- [What is asked] Every line that contains "xerr" counts once; give the total number of such lines, with no other words.

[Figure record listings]
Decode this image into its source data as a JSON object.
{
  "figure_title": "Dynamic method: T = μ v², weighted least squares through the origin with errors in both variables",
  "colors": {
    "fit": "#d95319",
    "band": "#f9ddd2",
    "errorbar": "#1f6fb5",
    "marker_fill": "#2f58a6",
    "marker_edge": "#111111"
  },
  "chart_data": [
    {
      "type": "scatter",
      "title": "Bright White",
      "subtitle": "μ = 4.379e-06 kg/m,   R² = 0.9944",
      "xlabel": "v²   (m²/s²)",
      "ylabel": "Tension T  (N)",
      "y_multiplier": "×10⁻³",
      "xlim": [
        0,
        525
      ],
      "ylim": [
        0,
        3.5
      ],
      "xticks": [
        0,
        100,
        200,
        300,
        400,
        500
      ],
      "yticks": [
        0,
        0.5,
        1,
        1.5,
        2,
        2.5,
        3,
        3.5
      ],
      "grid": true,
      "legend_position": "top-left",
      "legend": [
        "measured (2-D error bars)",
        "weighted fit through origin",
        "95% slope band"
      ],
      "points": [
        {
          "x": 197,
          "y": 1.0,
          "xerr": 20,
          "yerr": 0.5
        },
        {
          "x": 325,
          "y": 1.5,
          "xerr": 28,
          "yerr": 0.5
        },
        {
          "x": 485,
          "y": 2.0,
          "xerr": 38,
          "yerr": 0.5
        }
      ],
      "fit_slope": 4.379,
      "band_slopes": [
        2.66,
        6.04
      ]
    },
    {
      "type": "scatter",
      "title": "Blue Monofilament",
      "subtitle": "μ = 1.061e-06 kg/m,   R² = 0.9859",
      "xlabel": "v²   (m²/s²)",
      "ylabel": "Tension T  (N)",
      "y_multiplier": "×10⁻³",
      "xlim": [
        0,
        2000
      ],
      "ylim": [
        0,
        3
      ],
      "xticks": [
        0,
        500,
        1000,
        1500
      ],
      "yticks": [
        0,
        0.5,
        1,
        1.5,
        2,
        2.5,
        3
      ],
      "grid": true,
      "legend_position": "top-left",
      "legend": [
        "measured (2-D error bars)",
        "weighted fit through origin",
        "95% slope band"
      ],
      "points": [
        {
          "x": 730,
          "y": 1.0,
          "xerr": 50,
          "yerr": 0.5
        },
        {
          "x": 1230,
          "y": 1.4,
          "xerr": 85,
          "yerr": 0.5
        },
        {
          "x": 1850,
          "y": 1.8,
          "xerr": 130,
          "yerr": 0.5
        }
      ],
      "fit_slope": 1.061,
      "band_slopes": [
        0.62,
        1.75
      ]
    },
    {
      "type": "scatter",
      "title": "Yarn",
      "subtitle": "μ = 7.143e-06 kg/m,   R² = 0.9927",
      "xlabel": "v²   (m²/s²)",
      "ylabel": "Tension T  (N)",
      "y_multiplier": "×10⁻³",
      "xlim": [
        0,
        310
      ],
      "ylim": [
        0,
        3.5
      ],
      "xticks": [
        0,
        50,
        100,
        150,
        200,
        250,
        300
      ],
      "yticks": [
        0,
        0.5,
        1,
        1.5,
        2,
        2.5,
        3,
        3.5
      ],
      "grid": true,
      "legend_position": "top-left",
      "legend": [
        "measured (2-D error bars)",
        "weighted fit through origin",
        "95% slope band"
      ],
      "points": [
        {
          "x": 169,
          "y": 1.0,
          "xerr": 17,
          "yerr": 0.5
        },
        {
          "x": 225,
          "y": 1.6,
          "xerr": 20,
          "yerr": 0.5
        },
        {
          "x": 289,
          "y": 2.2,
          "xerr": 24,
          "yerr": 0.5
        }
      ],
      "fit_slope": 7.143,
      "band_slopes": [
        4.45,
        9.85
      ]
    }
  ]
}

- [Answer to the exercise] 9